Directions for this task> Select each line where the word "relative" appears.

· · ·

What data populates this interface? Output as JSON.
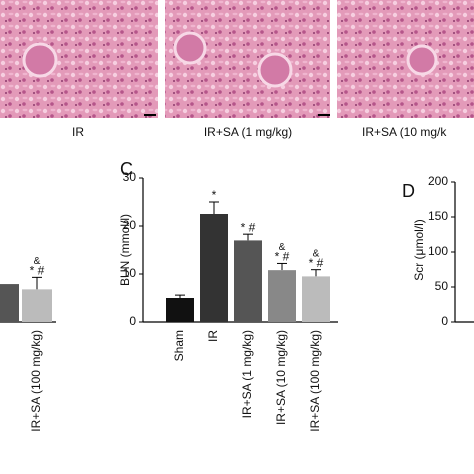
{
  "top_images": {
    "labels": [
      "IR",
      "IR+SA (1 mg/kg)",
      "IR+SA (10 mg/k"
    ]
  },
  "chart_data": [
    {
      "type": "bar",
      "categories": [
        null,
        "IR+SA (100 mg/kg)"
      ],
      "values": [
        7.9,
        6.8
      ],
      "errors": [
        null,
        2.5
      ],
      "colors": [
        "#555555",
        "#bbbbbb"
      ],
      "annotations": [
        [],
        [
          "&",
          "* #"
        ]
      ],
      "ylim": [
        0,
        30
      ]
    },
    {
      "type": "bar",
      "panel": "C",
      "ylabel": "BUN (mmol/l)",
      "categories": [
        "Sham",
        "IR",
        "IR+SA (1 mg/kg)",
        "IR+SA (10 mg/kg)",
        "IR+SA (100 mg/kg)"
      ],
      "values": [
        5,
        22.5,
        17,
        10.8,
        9.5
      ],
      "errors": [
        0.6,
        2.5,
        1.3,
        1.4,
        1.4
      ],
      "colors": [
        "#111111",
        "#333333",
        "#555555",
        "#888888",
        "#bbbbbb"
      ],
      "annotations": [
        [],
        [
          "*"
        ],
        [
          "* #"
        ],
        [
          "&",
          "* #"
        ],
        [
          "&",
          "* #"
        ]
      ],
      "ylim": [
        0,
        30
      ],
      "yticks": [
        0,
        10,
        20,
        30
      ]
    },
    {
      "type": "bar",
      "panel": "D",
      "ylabel": "Scr (μmol/l)",
      "categories": [],
      "values": [],
      "ylim": [
        0,
        200
      ],
      "yticks": [
        0,
        50,
        100,
        150,
        200
      ]
    }
  ]
}
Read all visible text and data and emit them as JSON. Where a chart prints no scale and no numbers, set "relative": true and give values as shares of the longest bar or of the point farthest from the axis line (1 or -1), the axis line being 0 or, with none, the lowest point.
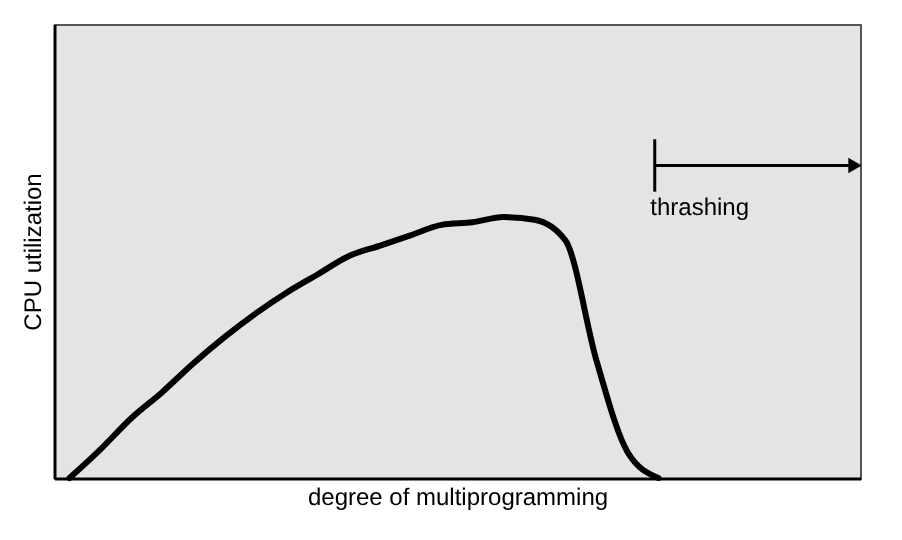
{
  "chart_data": {
    "type": "line",
    "relative": true,
    "xlabel": "degree of multiprogramming",
    "ylabel": "CPU utilization",
    "categories": [
      null,
      null,
      null,
      null,
      null,
      null,
      null,
      null,
      null,
      null,
      null,
      null,
      null,
      null,
      null,
      null,
      null,
      null,
      null,
      null,
      null,
      null,
      null,
      null,
      null
    ],
    "series": [
      {
        "color": "#000000",
        "values": [
          0,
          0.11,
          0.23,
          0.33,
          0.44,
          0.54,
          0.63,
          0.71,
          0.78,
          0.85,
          0.89,
          0.93,
          0.97,
          0.98,
          1,
          0.99,
          0.91,
          0.45,
          0.1,
          0,
          null,
          null,
          null,
          null,
          null
        ]
      }
    ],
    "annotations": [
      "thrashing"
    ],
    "grid": false,
    "marker": "none",
    "line_style": "solid"
  }
}
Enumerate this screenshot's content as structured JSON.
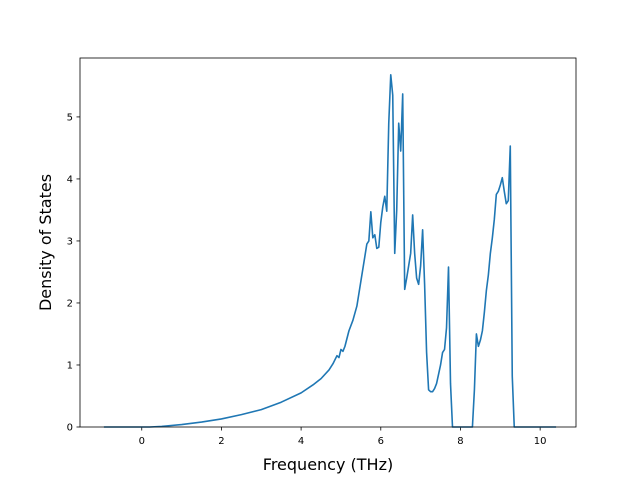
{
  "chart_data": {
    "type": "line",
    "title": "",
    "xlabel": "Frequency (THz)",
    "ylabel": "Density of States",
    "xlim": [
      -1.55,
      10.9
    ],
    "ylim": [
      0,
      5.95
    ],
    "xticks": [
      0,
      2,
      4,
      6,
      8,
      10
    ],
    "xtick_labels": [
      "0",
      "2",
      "4",
      "6",
      "8",
      "10"
    ],
    "yticks": [
      0,
      1,
      2,
      3,
      4,
      5
    ],
    "ytick_labels": [
      "0",
      "1",
      "2",
      "3",
      "4",
      "5"
    ],
    "grid": false,
    "legend": "none",
    "series": [
      {
        "color": "#1f77b4",
        "x": [
          -0.95,
          0.0,
          0.2,
          0.5,
          1.0,
          1.5,
          2.0,
          2.5,
          3.0,
          3.5,
          4.0,
          4.3,
          4.5,
          4.7,
          4.8,
          4.9,
          4.95,
          5.0,
          5.05,
          5.1,
          5.2,
          5.3,
          5.4,
          5.5,
          5.6,
          5.65,
          5.7,
          5.75,
          5.8,
          5.85,
          5.9,
          5.95,
          6.0,
          6.05,
          6.1,
          6.15,
          6.2,
          6.25,
          6.3,
          6.35,
          6.4,
          6.45,
          6.5,
          6.55,
          6.6,
          6.65,
          6.7,
          6.75,
          6.8,
          6.85,
          6.9,
          6.95,
          7.0,
          7.05,
          7.1,
          7.15,
          7.2,
          7.25,
          7.3,
          7.35,
          7.4,
          7.45,
          7.5,
          7.55,
          7.6,
          7.65,
          7.7,
          7.75,
          7.8,
          7.82,
          7.85,
          7.9,
          7.95,
          8.3,
          8.35,
          8.4,
          8.45,
          8.5,
          8.55,
          8.6,
          8.65,
          8.7,
          8.75,
          8.8,
          8.85,
          8.9,
          8.95,
          9.0,
          9.05,
          9.1,
          9.15,
          9.2,
          9.25,
          9.3,
          9.35,
          9.4,
          9.45,
          9.5,
          9.6,
          9.8,
          10.4
        ],
        "y": [
          0.0,
          0.0,
          0.0,
          0.01,
          0.04,
          0.08,
          0.13,
          0.2,
          0.28,
          0.4,
          0.55,
          0.68,
          0.78,
          0.92,
          1.02,
          1.15,
          1.12,
          1.25,
          1.22,
          1.3,
          1.55,
          1.72,
          1.95,
          2.35,
          2.75,
          2.95,
          3.0,
          3.47,
          3.05,
          3.1,
          2.88,
          2.9,
          3.3,
          3.55,
          3.72,
          3.48,
          4.9,
          5.68,
          5.35,
          2.8,
          3.5,
          4.9,
          4.45,
          5.37,
          2.22,
          2.4,
          2.6,
          2.8,
          3.42,
          2.8,
          2.4,
          2.3,
          2.6,
          3.18,
          2.3,
          1.2,
          0.6,
          0.57,
          0.57,
          0.62,
          0.7,
          0.85,
          1.0,
          1.2,
          1.25,
          1.6,
          2.58,
          0.7,
          0.0,
          0.0,
          0.0,
          0.0,
          0.0,
          0.0,
          0.6,
          1.5,
          1.3,
          1.4,
          1.55,
          1.85,
          2.2,
          2.45,
          2.8,
          3.05,
          3.35,
          3.75,
          3.8,
          3.9,
          4.02,
          3.8,
          3.6,
          3.65,
          4.53,
          0.82,
          0.0,
          0.0,
          0.0,
          0.0,
          0.0,
          0.0,
          0.0
        ]
      }
    ]
  }
}
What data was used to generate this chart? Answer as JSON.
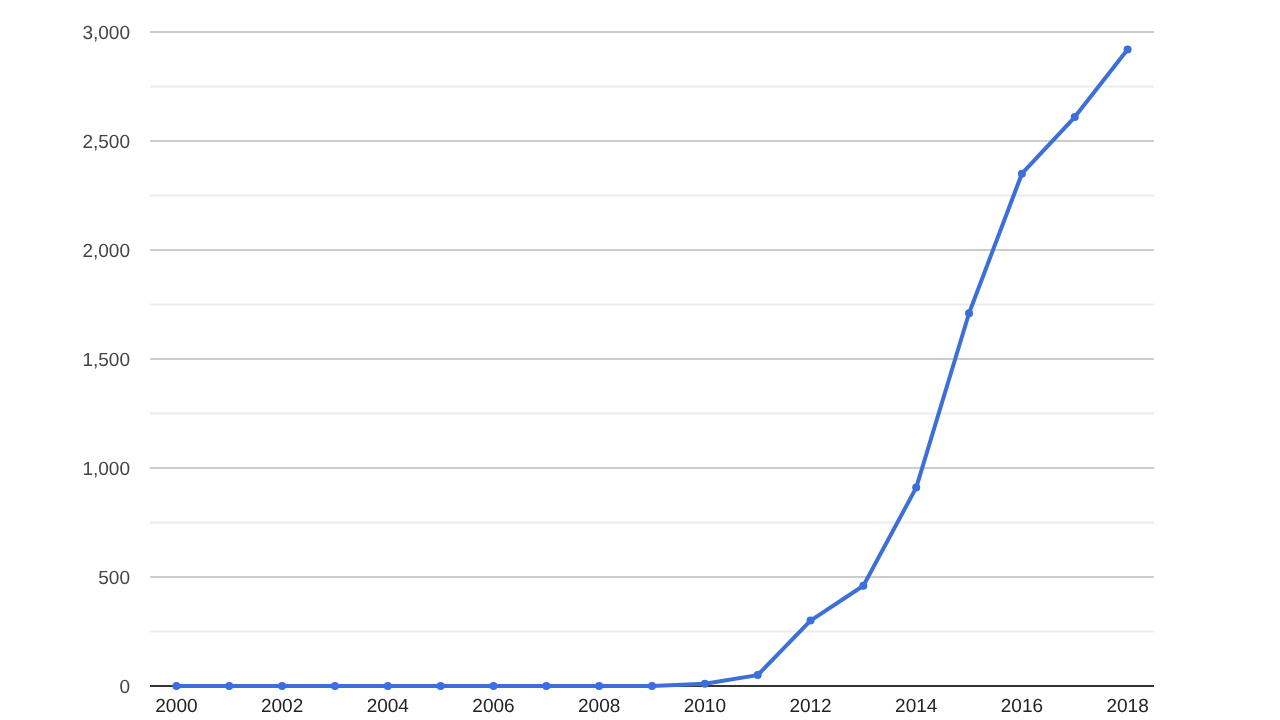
{
  "chart_data": {
    "type": "line",
    "x": [
      2000,
      2001,
      2002,
      2003,
      2004,
      2005,
      2006,
      2007,
      2008,
      2009,
      2010,
      2011,
      2012,
      2013,
      2014,
      2015,
      2016,
      2017,
      2018
    ],
    "series": [
      {
        "color": "#3c6fd8",
        "values": [
          0,
          0,
          0,
          0,
          0,
          0,
          0,
          0,
          0,
          0,
          10,
          50,
          300,
          460,
          910,
          1710,
          2350,
          2610,
          2920
        ]
      }
    ],
    "xlim": [
      1999.5,
      2018.5
    ],
    "xticks": [
      2000,
      2002,
      2004,
      2006,
      2008,
      2010,
      2012,
      2014,
      2016,
      2018
    ],
    "ylim": [
      0,
      3000
    ],
    "yticks": [
      0,
      {
        "value": 250,
        "label": null
      },
      500,
      {
        "value": 750,
        "label": null
      },
      {
        "value": 1000,
        "label": "1,000"
      },
      {
        "value": 1250,
        "label": null
      },
      {
        "value": 1500,
        "label": "1,500"
      },
      {
        "value": 1750,
        "label": null
      },
      {
        "value": 2000,
        "label": "2,000"
      },
      {
        "value": 2250,
        "label": null
      },
      {
        "value": 2500,
        "label": "2,500"
      },
      {
        "value": 2750,
        "label": null
      },
      {
        "value": 3000,
        "label": "3,000"
      }
    ],
    "grid": "y",
    "marker": "circle",
    "line_style": "solid"
  }
}
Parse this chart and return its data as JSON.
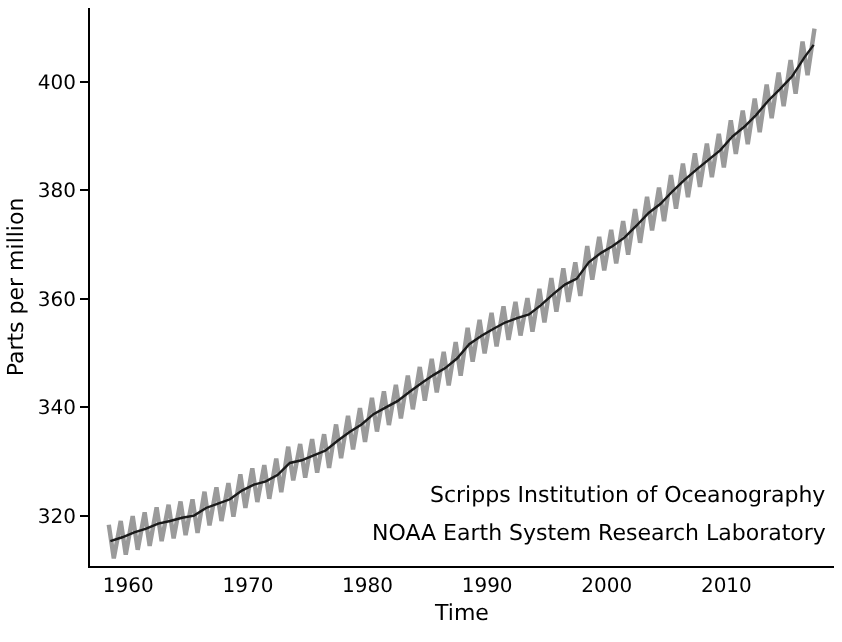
{
  "chart_data": {
    "type": "line",
    "xlabel": "Time",
    "ylabel": "Parts per million",
    "xlim": [
      1956.8,
      2019
    ],
    "xticks": [
      1960,
      1970,
      1980,
      1990,
      2000,
      2010
    ],
    "ylim": [
      310.7,
      413.6
    ],
    "yticks": [
      320,
      340,
      360,
      380,
      400
    ],
    "annotations": [
      "Scripps Institution of Oceanography",
      "NOAA Earth System Research Laboratory"
    ],
    "series": [
      {
        "color": "#9a9a9a",
        "x": [
          1958.37,
          1958.79,
          1959.37,
          1959.79,
          1960.37,
          1960.79,
          1961.37,
          1961.79,
          1962.37,
          1962.79,
          1963.37,
          1963.79,
          1964.37,
          1964.79,
          1965.37,
          1965.79,
          1966.37,
          1966.79,
          1967.37,
          1967.79,
          1968.37,
          1968.79,
          1969.37,
          1969.79,
          1970.37,
          1970.79,
          1971.37,
          1971.79,
          1972.37,
          1972.79,
          1973.37,
          1973.79,
          1974.37,
          1974.79,
          1975.37,
          1975.79,
          1976.37,
          1976.79,
          1977.37,
          1977.79,
          1978.37,
          1978.79,
          1979.37,
          1979.79,
          1980.37,
          1980.79,
          1981.37,
          1981.79,
          1982.37,
          1982.79,
          1983.37,
          1983.79,
          1984.37,
          1984.79,
          1985.37,
          1985.79,
          1986.37,
          1986.79,
          1987.37,
          1987.79,
          1988.37,
          1988.79,
          1989.37,
          1989.79,
          1990.37,
          1990.79,
          1991.37,
          1991.79,
          1992.37,
          1992.79,
          1993.37,
          1993.79,
          1994.37,
          1994.79,
          1995.37,
          1995.79,
          1996.37,
          1996.79,
          1997.37,
          1997.79,
          1998.37,
          1998.79,
          1999.37,
          1999.79,
          2000.37,
          2000.79,
          2001.37,
          2001.79,
          2002.37,
          2002.79,
          2003.37,
          2003.79,
          2004.37,
          2004.79,
          2005.37,
          2005.79,
          2006.37,
          2006.79,
          2007.37,
          2007.79,
          2008.37,
          2008.79,
          2009.37,
          2009.79,
          2010.37,
          2010.79,
          2011.37,
          2011.79,
          2012.37,
          2012.79,
          2013.37,
          2013.79,
          2014.37,
          2014.79,
          2015.37,
          2015.79,
          2016.37,
          2016.79,
          2017.37
        ],
        "values": [
          318.3,
          312.1,
          319.0,
          312.8,
          319.9,
          313.7,
          320.6,
          314.4,
          321.5,
          315.3,
          322.0,
          315.8,
          322.6,
          316.4,
          323.0,
          316.8,
          324.4,
          318.2,
          325.2,
          319.0,
          326.0,
          319.8,
          327.6,
          321.4,
          328.7,
          322.5,
          329.3,
          323.1,
          330.5,
          324.3,
          332.7,
          326.5,
          333.2,
          327.0,
          334.1,
          327.9,
          335.0,
          328.8,
          336.8,
          330.6,
          338.4,
          332.2,
          339.8,
          333.6,
          341.7,
          335.5,
          342.9,
          336.7,
          344.1,
          337.9,
          345.8,
          339.6,
          347.4,
          341.2,
          348.9,
          342.7,
          350.2,
          344.0,
          352.0,
          345.8,
          354.6,
          348.4,
          356.1,
          349.9,
          357.4,
          351.2,
          358.6,
          352.4,
          359.4,
          353.2,
          360.1,
          353.9,
          361.8,
          355.6,
          363.8,
          357.6,
          365.6,
          359.4,
          366.7,
          360.5,
          369.7,
          363.5,
          371.4,
          365.2,
          372.7,
          366.5,
          374.3,
          368.1,
          376.5,
          370.3,
          378.8,
          372.6,
          380.5,
          374.3,
          382.8,
          376.6,
          384.9,
          378.7,
          386.8,
          380.6,
          388.6,
          382.4,
          390.4,
          384.2,
          392.9,
          386.7,
          394.7,
          388.5,
          396.9,
          390.7,
          399.5,
          393.3,
          401.7,
          395.5,
          404.0,
          397.8,
          407.4,
          401.2,
          409.8
        ]
      },
      {
        "color": "#1a1a1a",
        "x": [
          1958.5,
          1959.5,
          1960.5,
          1961.5,
          1962.5,
          1963.5,
          1964.5,
          1965.5,
          1966.5,
          1967.5,
          1968.5,
          1969.5,
          1970.5,
          1971.5,
          1972.5,
          1973.5,
          1974.5,
          1975.5,
          1976.5,
          1977.5,
          1978.5,
          1979.5,
          1980.5,
          1981.5,
          1982.5,
          1983.5,
          1984.5,
          1985.5,
          1986.5,
          1987.5,
          1988.5,
          1989.5,
          1990.5,
          1991.5,
          1992.5,
          1993.5,
          1994.5,
          1995.5,
          1996.5,
          1997.5,
          1998.5,
          1999.5,
          2000.5,
          2001.5,
          2002.5,
          2003.5,
          2004.5,
          2005.5,
          2006.5,
          2007.5,
          2008.5,
          2009.5,
          2010.5,
          2011.5,
          2012.5,
          2013.5,
          2014.5,
          2015.5,
          2016.5,
          2017.3
        ],
        "values": [
          315.3,
          316.0,
          316.9,
          317.6,
          318.5,
          319.0,
          319.6,
          320.0,
          321.4,
          322.2,
          323.0,
          324.6,
          325.7,
          326.3,
          327.5,
          329.7,
          330.2,
          331.1,
          332.0,
          333.8,
          335.4,
          336.8,
          338.7,
          339.9,
          341.1,
          342.8,
          344.4,
          345.9,
          347.2,
          349.0,
          351.6,
          353.1,
          354.4,
          355.6,
          356.4,
          357.1,
          358.8,
          360.8,
          362.6,
          363.7,
          366.7,
          368.4,
          369.7,
          371.3,
          373.5,
          375.8,
          377.5,
          379.8,
          381.9,
          383.8,
          385.6,
          387.4,
          389.9,
          391.7,
          393.9,
          396.5,
          398.7,
          401.0,
          404.4,
          406.8
        ]
      }
    ]
  }
}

· · ·

The output>
Read all visible text and data and emit them as JSON. Where a chart prints no scale and no numbers, set "relative": true and give values as shares of the longest bar or of the point farthest from the axis line (1 or -1), the axis line being 0 or, with none, the lowest point.
    "relative": true,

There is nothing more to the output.